→ Challenges
• A. Using the passage on US engagement with China, answer each question briefly:
(i) In what month and year did the Trump administration release its National Security Strategy?
(ii) At which institution did Vice President Mike Pence give his October 2018 speech?
(iii) Ryan Haas is affiliated with which institution?
• B. Pick up the article on US engagement with China after its final heading and write the next part.

→ Selection
_ _ _ _

Today, numerous observers and critics think of engagement only in these terms—as a policy intended to “enable” China’s rise that hinged entirely on the expectation that Beijing would become a liberal democracy that answered to US leadership. That view is widespread, but also inaccurate and incomplete.
State of the Engagement Debate
While debates about engaging China are hardly new, their importance has risen amid Beijing’s more assertive foreign policy since 2013 and a dramatic shift in the prevailing consensus in Washington. In December 2017, the Trump administration released a National Security Strategy (NSS) that redefined Washington’s approach to China in a new era of “great power competition.” The NSS declared that previous administrations’ China policies had been mistaken because they had been “rooted in the belief that support for China’s rise and for its integration into the post-war international order would liberalize China.”
A manifestation of this new strategy took shape in the form of the US Trade Representative’s Section 301 report, released in March 2018, which laid the foundations of the US-China trade war. Since then, many voices, both within and outside the administration, have emerged to label engagement a failure, lament that Washington “got China wrong,” and call for a “reckoning” with how Beijing “defied American expectations.”
These debates reached a crescendo toward the end of 2018, when Vice President Mike Pence gave his now well-known speech at the Hudson Institute that October. He reinforced the notion that America had assumed “a free China was inevitable” and that China’s integration into the global economy would “bring China into a greater partnership with us and with the world.” That address prompted further critiques of engagement, singled out as the United States’ “greatest foreign policy failure” and responsible for “the resurrection of the Chinese monster.” Many seem to blame the stewards of engagement for being “naïve” or “blind” to Chinese realities.
What’s missing from this debate is a more expansive and hence more accurate assessment of what engagement was—an account that does not simply cherry-pick the words proved most wrong by time.
Amid bilateral disputes over trade and technology, and as some seriously advocate “full-spectrum competition” and “decoupling” with China, this debate continues and is unlikely to subside. Administration officials admit that it is nonetheless “trying to create an intellectually persuasive argument” to ensure bipartisan support of a more muscular approach toward China.
What’s missing from this debate is a more expansive and hence more accurate assessment of what engagement was—an account that does not simply cherry-pick the words proved most wrong by time. A study of public sources from the Clinton era indicates that engagement was not an “abject failure.” It had successes, even if it didn’t make Beijing a full-fledged partner.
Engagement Reexamined
In recent months, some scholars and former policymakers have revisited the Clinton era to push back on the “failure of engagement” narrative. Harvard’s Alastair Iain Johnston has shown that Clinton administration officials tended to make very qualified statements about the potential for engagement to achieve democratic change in China. Ryan Haas of the Brookings Institution, too, has argued that the idea of political liberalization was never the lodestar of China policy, although its rhetoric was sometimes used to shore up domestic support.
Yet, with the passage of time, many of Clinton’s speeches, administration strategies, and even his personal writing have faded from view and still receive scant attention in today’s China debates. These primary sources paint a far more nuanced picture of engagement.
Rhetoric: What Did Clinton Actually Say on China?

_ _ _ _

(Listings of boxed layout items)
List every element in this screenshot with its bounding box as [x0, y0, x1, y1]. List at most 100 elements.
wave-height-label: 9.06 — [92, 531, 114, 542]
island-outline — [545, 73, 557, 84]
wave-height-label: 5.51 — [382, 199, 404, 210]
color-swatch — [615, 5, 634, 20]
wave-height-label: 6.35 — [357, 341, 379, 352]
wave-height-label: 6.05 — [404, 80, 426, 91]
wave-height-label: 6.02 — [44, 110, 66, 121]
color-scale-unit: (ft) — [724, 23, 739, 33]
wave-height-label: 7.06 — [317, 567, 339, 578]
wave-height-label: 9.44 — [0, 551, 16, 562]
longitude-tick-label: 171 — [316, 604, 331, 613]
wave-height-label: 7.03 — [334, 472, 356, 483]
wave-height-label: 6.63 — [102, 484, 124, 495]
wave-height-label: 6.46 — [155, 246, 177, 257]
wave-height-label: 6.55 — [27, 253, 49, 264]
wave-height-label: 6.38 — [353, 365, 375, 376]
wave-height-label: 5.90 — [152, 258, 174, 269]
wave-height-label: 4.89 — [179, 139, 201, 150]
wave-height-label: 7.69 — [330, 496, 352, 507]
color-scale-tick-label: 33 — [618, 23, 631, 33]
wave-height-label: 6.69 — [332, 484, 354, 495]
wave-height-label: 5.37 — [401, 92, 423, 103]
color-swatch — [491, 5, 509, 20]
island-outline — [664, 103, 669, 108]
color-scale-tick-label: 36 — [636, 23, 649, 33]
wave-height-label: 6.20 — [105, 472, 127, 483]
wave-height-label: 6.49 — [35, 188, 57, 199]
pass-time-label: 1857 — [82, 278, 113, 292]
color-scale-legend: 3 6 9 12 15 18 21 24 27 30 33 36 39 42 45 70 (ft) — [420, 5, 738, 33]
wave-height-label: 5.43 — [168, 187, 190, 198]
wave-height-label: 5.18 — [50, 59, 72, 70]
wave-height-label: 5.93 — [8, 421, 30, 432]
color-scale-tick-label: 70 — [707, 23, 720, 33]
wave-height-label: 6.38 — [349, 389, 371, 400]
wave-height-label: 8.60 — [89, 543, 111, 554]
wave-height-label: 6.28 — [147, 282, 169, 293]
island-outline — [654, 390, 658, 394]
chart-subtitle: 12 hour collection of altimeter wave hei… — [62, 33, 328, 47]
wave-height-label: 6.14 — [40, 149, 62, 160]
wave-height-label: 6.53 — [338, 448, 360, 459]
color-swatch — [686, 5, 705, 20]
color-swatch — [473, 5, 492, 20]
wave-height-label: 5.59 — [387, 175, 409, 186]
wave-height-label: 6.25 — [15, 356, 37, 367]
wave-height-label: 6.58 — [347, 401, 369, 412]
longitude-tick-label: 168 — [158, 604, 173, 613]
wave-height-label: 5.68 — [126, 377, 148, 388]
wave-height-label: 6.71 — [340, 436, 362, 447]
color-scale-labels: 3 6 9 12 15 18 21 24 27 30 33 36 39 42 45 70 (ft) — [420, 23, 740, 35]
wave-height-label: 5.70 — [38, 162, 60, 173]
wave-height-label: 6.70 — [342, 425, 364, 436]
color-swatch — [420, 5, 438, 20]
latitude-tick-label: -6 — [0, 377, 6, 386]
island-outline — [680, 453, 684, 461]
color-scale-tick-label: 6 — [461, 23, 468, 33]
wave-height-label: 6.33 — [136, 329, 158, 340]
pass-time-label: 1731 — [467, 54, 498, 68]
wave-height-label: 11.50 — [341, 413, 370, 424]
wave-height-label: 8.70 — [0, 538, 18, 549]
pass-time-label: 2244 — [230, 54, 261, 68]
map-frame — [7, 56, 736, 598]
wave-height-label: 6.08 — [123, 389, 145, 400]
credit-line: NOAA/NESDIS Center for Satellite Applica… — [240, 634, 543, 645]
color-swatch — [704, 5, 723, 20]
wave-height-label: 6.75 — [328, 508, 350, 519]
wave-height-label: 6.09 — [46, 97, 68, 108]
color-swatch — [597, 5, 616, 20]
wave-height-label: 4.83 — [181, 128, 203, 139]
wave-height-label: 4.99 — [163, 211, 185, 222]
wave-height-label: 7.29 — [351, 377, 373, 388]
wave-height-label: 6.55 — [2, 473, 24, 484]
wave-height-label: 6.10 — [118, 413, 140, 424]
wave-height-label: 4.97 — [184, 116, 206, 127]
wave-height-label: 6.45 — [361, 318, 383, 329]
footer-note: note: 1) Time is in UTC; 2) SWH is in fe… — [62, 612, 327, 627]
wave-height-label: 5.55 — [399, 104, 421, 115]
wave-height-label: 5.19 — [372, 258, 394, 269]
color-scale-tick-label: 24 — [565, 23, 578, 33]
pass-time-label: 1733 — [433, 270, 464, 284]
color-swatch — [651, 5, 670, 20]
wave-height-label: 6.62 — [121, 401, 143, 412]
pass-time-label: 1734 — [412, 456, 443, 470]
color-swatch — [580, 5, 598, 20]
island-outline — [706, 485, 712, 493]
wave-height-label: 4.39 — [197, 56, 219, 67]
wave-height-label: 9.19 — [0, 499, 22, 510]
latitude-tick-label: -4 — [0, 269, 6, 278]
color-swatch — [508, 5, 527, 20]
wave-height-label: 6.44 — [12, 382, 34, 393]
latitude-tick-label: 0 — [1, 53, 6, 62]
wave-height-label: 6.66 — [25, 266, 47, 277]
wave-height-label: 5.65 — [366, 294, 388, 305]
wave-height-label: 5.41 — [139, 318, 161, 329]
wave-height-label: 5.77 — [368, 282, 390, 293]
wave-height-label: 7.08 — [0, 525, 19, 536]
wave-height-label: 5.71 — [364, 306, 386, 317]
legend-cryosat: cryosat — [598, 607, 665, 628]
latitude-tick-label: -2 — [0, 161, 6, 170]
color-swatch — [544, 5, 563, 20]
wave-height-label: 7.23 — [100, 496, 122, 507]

_ _ _ _

→ Responses to the tasks
• A.
(i) December 2017
(ii) The Hudson Institute
(iii) The Brookings Institution

• B.
Many current depictions of Clinton’s China policy, and even of US engagement more broadly, draw heavily on a single speech that he delivered at the Johns Hopkins School of Advanced and International Studies (SAIS) on March 8, 2000. At the time, Clinton was urging Congress to grant Permanent Normal Trade Relations (PNTR) to Beijing and thereby allow the United States to benefit from China’s accession to the World Trade Organization (WTO).
That speech included soaring Clintonian rhetoric about how WTO accession meant China was “agreeing to import one of democracy’s most cherished values: economic freedom” and how Beijing “will find that the genie of freedom will not go back into the bottle” as “liberty is the most contagious force in the world.”
Yet that SAIS speech was the fourth in a quartet of major Clinton speeches on China policy, which collectively present a more pragmatic version of engagement. It seems plausible that the president dialed up emotive arguments in this fourth speech so that Beijing’s WTO membership would resonate more with a skeptical Congress. Indeed, many on Capitol Hill at the time were beginning to question free trade and globalization.
Take Clinton’s first major speech on US-China relations from October 24, 1997. Titled “China and the National Interest,” it was given to Voice of America (VOA) shortly before President Jiang Zemin arrived for the first state visit by a Chinese leader since July 1985.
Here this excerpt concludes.